*Required task:*
Look through the data and write out every line with the word "Screen" in it.

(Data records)

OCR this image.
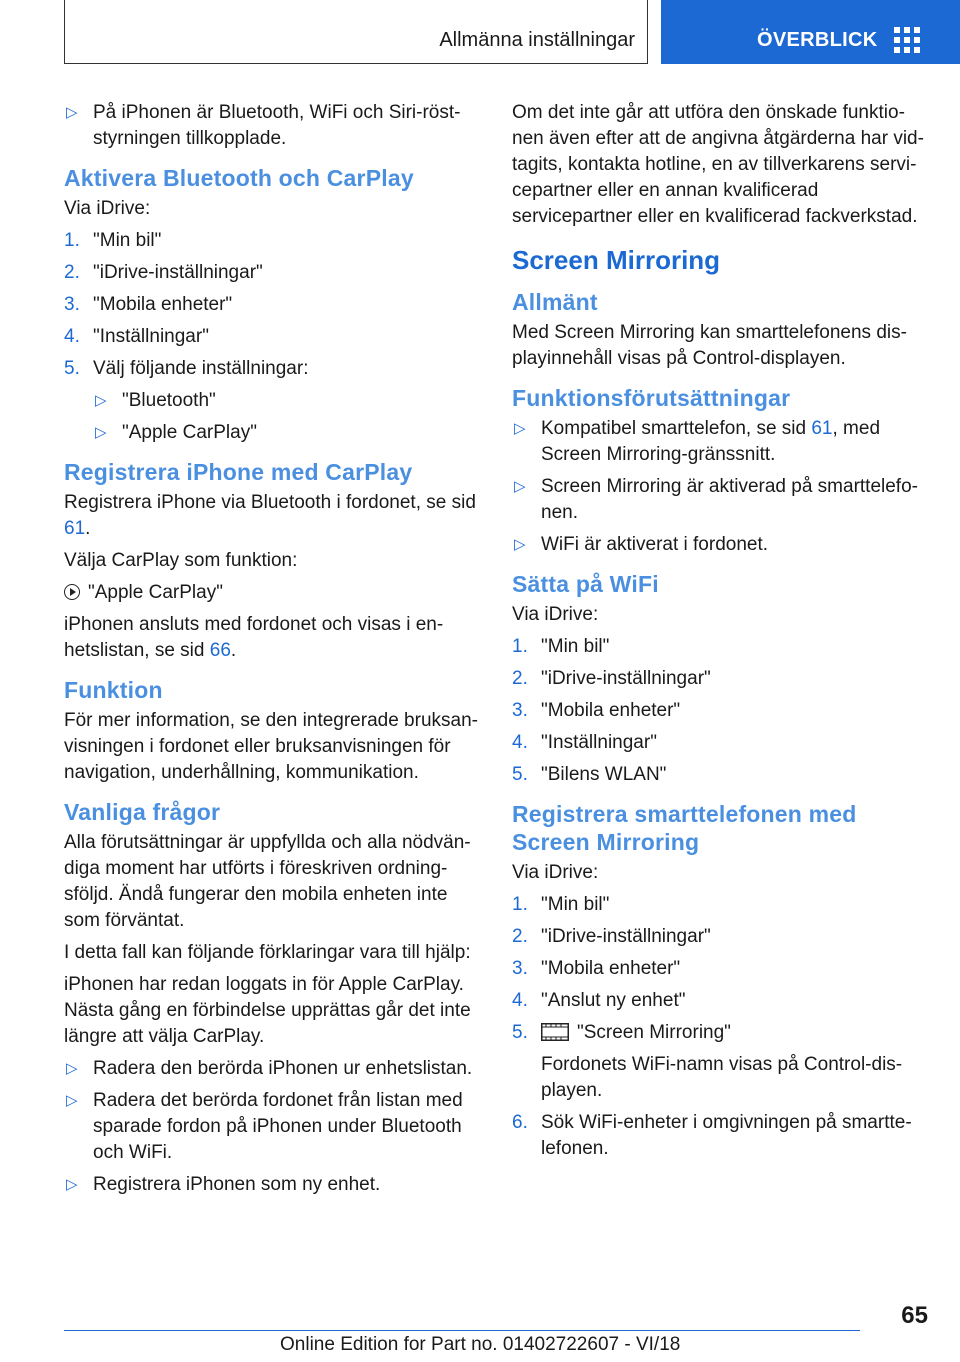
Allmänna inställningar	ÖVERBLICK
▷ På iPhonen är Bluetooth, WiFi och Siri-röst-styrningen tillkopplade.
Aktivera Bluetooth och CarPlay

Via iDrive:

1. "Min bil"
2. "iDrive-inställningar"
3. "Mobila enheter"
4. "Inställningar"
5. Välj följande inställningar:
▷ "Bluetooth"
▷ "Apple CarPlay"
Registrera iPhone med CarPlay

Registrera iPhone via Bluetooth i fordonet, se sid 61.

Välja CarPlay som funktion:

"Apple CarPlay"

iPhonen ansluts med fordonet och visas i en-hetslistan, se sid 66.

Funktion

För mer information, se den integrerade bruksan-visningen i fordonet eller bruksanvisningen för navigation, underhållning, kommunikation.

Vanliga frågor

Alla förutsättningar är uppfyllda och alla nödvän-diga moment har utförts i föreskriven ordning-sföljd. Ändå fungerar den mobila enheten inte som förväntat.

I detta fall kan följande förklaringar vara till hjälp:

iPhonen har redan loggats in för Apple CarPlay. Nästa gång en förbindelse upprättas går det inte längre att välja CarPlay.

▷ Radera den berörda iPhonen ur enhetslistan.
▷ Radera det berörda fordonet från listan med sparade fordon på iPhonen under Bluetooth och WiFi.
▷ Registrera iPhonen som ny enhet.

Om det inte går att utföra den önskade funktio-nen även efter att de angivna åtgärderna har vid-tagits, kontakta hotline, en av tillverkarens servi-cepartner eller en annan kvalificerad servicepartner eller en kvalificerad fackverkstad.

Screen Mirroring
Allmänt

Med Screen Mirroring kan smarttelefonens dis-playinnehåll visas på Control-displayen.

Funktionsförutsättningar
▷ Kompatibel smarttelefon, se sid 61, med Screen Mirroring-gränssnitt.
▷ Screen Mirroring är aktiverad på smarttelefo-nen.
▷ WiFi är aktiverat i fordonet.
Sätta på WiFi

Via iDrive:

1. "Min bil"
2. "iDrive-inställningar"
3. "Mobila enheter"
4. "Inställningar"
5. "Bilens WLAN"
Registrera smarttelefonen med Screen Mirroring

Via iDrive:

1. "Min bil"
2. "iDrive-inställningar"
3. "Mobila enheter"
4. "Anslut ny enhet"
5.	"Screen Mirroring"

Fordonets WiFi-namn visas på Control-dis-playen.

6. Sök WiFi-enheter i omgivningen på smartte-lefonen.
65
Online Edition for Part no. 01402722607 - VI/18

*Solution:*
Screen Mirroring
Med Screen Mirroring kan smarttelefonens dis-playinnehåll visas på Control-displayen.
▷ Kompatibel smarttelefon, se sid 61, med Screen Mirroring-gränssnitt.
▷ Screen Mirroring är aktiverad på smarttelefo-nen.
Registrera smarttelefonen med Screen Mirroring
5.	"Screen Mirroring"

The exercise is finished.